▶ WRITTEN TASK:
Starting at the line with "Serialize everything readable", transcribe each line through the final one, both included, and add nothing.

▶ Data entries:
[START]
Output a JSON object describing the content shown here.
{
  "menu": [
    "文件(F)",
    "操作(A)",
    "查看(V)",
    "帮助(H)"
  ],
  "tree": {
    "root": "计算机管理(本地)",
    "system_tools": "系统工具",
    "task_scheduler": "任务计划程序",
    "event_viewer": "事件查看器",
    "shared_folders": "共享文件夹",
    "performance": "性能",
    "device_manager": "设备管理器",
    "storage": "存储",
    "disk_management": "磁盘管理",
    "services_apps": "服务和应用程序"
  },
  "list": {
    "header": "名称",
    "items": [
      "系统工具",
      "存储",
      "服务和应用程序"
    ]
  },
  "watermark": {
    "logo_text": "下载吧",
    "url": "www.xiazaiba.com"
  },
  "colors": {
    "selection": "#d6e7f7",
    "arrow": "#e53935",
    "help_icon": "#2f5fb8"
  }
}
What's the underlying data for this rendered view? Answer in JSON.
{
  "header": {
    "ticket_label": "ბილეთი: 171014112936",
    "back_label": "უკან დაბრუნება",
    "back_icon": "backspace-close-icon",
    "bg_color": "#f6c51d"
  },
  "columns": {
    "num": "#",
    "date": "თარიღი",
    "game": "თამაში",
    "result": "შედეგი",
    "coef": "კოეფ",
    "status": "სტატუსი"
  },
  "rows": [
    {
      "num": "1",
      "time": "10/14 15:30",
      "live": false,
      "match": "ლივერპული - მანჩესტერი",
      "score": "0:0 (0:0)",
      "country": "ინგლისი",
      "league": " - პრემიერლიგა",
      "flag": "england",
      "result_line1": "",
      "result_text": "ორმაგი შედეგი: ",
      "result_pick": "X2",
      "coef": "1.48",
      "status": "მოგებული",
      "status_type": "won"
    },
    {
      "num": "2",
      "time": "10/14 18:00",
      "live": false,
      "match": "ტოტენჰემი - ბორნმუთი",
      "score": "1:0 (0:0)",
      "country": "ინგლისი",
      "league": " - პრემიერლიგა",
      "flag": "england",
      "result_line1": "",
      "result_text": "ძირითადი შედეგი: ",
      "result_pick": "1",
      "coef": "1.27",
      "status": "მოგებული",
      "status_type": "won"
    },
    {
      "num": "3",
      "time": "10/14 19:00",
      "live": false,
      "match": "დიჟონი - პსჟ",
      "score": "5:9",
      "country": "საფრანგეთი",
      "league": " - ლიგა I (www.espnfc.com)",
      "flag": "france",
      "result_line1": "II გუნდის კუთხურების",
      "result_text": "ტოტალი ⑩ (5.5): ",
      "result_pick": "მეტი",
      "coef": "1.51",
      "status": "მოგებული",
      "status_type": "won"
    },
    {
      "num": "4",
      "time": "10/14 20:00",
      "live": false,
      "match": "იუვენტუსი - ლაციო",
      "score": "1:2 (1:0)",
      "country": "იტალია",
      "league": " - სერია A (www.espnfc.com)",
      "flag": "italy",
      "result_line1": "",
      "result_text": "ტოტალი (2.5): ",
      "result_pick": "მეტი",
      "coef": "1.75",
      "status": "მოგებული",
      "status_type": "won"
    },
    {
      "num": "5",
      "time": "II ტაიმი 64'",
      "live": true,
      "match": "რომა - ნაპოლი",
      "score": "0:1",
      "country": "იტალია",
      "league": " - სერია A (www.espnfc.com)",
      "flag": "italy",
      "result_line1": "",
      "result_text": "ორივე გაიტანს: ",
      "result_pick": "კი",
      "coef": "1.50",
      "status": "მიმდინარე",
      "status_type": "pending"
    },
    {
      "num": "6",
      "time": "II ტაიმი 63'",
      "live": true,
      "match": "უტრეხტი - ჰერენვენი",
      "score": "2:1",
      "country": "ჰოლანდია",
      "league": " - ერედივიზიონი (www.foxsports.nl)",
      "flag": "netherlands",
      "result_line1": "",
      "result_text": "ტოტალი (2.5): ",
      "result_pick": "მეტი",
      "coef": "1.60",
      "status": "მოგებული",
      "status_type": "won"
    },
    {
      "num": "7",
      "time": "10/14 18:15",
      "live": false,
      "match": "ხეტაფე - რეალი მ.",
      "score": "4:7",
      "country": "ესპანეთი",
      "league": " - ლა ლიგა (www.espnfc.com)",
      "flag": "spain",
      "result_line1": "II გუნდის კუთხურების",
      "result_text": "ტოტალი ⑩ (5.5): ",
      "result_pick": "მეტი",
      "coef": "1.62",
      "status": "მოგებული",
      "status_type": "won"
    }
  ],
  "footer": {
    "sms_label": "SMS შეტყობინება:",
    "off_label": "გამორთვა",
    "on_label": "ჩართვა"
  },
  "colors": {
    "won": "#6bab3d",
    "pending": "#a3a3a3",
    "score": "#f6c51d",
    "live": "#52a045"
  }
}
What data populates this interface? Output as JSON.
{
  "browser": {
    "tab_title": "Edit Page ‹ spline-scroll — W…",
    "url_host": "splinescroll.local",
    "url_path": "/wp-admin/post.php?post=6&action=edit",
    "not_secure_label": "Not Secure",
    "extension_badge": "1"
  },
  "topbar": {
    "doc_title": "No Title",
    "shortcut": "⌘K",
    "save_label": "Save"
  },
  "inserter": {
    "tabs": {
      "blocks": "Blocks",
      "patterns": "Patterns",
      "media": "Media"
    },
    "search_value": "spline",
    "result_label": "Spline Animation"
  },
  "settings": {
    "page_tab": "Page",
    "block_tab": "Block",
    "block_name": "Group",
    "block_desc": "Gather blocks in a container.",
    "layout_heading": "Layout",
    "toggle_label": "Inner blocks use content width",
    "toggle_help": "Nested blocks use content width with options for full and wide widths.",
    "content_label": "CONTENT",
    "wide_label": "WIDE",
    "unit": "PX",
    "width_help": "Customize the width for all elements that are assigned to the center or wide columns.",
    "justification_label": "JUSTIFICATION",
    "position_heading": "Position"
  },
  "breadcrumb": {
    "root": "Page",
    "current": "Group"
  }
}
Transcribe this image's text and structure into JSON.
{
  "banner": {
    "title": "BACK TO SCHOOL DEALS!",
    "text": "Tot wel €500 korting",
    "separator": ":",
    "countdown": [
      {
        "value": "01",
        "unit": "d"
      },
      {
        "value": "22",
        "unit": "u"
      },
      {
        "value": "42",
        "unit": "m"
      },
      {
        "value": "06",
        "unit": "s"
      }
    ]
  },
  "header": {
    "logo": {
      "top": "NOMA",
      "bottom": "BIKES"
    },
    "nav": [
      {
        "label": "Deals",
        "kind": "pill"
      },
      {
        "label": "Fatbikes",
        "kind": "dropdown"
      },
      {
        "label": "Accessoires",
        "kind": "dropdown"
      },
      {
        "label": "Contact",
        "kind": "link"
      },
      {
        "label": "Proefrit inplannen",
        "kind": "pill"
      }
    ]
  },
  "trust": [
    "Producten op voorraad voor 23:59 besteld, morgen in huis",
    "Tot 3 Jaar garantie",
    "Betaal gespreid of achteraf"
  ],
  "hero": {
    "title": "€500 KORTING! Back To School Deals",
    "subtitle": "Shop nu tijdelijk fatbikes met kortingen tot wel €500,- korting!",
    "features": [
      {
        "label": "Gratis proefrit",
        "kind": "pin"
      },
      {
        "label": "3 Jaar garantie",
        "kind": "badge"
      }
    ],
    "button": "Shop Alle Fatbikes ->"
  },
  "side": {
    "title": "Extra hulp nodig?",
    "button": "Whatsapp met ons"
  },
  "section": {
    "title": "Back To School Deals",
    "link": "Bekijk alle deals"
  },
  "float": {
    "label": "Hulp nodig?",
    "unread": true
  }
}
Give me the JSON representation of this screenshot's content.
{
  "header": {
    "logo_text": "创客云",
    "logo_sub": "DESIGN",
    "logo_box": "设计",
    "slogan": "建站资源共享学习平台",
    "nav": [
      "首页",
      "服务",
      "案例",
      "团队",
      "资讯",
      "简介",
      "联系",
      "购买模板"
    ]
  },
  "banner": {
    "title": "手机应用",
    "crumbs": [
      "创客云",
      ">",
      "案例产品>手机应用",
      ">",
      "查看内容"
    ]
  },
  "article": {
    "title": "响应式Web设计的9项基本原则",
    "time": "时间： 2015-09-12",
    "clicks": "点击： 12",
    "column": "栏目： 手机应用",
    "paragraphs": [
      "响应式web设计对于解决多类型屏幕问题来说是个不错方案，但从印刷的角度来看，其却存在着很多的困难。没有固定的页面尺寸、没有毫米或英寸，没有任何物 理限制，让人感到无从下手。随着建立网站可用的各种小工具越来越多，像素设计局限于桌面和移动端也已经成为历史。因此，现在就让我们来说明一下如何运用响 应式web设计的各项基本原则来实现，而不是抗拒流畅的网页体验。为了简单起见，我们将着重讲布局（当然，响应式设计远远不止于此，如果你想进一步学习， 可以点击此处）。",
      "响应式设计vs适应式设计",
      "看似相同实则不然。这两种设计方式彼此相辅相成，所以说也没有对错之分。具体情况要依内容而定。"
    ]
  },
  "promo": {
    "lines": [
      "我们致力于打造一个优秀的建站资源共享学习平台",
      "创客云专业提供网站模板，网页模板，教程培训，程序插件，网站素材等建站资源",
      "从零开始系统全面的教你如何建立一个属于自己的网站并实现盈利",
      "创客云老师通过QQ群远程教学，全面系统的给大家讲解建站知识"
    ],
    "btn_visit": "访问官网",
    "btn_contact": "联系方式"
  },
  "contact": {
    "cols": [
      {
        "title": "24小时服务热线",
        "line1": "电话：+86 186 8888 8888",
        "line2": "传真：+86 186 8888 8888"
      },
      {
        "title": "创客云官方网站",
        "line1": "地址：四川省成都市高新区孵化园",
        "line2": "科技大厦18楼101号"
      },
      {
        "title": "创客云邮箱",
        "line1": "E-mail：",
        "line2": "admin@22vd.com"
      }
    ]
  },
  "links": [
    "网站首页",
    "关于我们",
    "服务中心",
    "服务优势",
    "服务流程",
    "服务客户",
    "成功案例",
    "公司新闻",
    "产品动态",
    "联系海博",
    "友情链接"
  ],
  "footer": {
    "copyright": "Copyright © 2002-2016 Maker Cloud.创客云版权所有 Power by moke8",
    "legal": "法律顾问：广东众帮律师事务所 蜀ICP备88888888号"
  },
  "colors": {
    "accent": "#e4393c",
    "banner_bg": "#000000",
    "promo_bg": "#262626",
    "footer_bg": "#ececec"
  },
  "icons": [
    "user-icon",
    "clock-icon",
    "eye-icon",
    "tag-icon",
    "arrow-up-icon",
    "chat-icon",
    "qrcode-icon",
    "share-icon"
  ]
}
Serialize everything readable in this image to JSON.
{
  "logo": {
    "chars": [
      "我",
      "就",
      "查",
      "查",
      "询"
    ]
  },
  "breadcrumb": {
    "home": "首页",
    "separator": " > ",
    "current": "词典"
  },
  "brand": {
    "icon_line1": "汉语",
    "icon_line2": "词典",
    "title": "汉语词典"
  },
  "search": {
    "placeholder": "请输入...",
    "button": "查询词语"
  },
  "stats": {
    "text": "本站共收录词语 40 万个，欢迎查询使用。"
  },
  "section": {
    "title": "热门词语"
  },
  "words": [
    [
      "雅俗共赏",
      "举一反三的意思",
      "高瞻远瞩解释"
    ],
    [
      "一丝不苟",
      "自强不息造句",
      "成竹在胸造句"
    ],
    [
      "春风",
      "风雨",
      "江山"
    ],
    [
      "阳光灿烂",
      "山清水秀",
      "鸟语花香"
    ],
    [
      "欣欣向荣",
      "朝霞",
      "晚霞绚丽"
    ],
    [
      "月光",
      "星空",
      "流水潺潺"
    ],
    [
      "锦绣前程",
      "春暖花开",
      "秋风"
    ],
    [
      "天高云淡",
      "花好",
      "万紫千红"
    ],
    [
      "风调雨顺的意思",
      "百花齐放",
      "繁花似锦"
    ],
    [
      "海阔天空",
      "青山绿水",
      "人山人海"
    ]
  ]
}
[END]
▶ COMPLETE OUTPUT:
Serialize everything readable in this image to JSON.
{
  "logo": {
    "chars": [
      "我",
      "就",
      "查",
      "查",
      "询"
    ]
  },
  "breadcrumb": {
    "home": "首页",
    "separator": " > ",
    "current": "词典"
  },
  "brand": {
    "icon_line1": "汉语",
    "icon_line2": "词典",
    "title": "汉语词典"
  },
  "search": {
    "placeholder": "请输入...",
    "button": "查询词语"
  },
  "stats": {
    "text": "本站共收录词语 40 万个，欢迎查询使用。"
  },
  "section": {
    "title": "热门词语"
  },
  "words": [
    [
      "雅俗共赏",
      "举一反三的意思",
      "高瞻远瞩解释"
    ],
    [
      "一丝不苟",
      "自强不息造句",
      "成竹在胸造句"
    ],
    [
      "春风",
      "风雨",
      "江山"
    ],
    [
      "阳光灿烂",
      "山清水秀",
      "鸟语花香"
    ],
    [
      "欣欣向荣",
      "朝霞",
      "晚霞绚丽"
    ],
    [
      "月光",
      "星空",
      "流水潺潺"
    ],
    [
      "锦绣前程",
      "春暖花开",
      "秋风"
    ],
    [
      "天高云淡",
      "花好",
      "万紫千红"
    ],
    [
      "风调雨顺的意思",
      "百花齐放",
      "繁花似锦"
    ],
    [
      "海阔天空",
      "青山绿水",
      "人山人海"
    ]
  ]
}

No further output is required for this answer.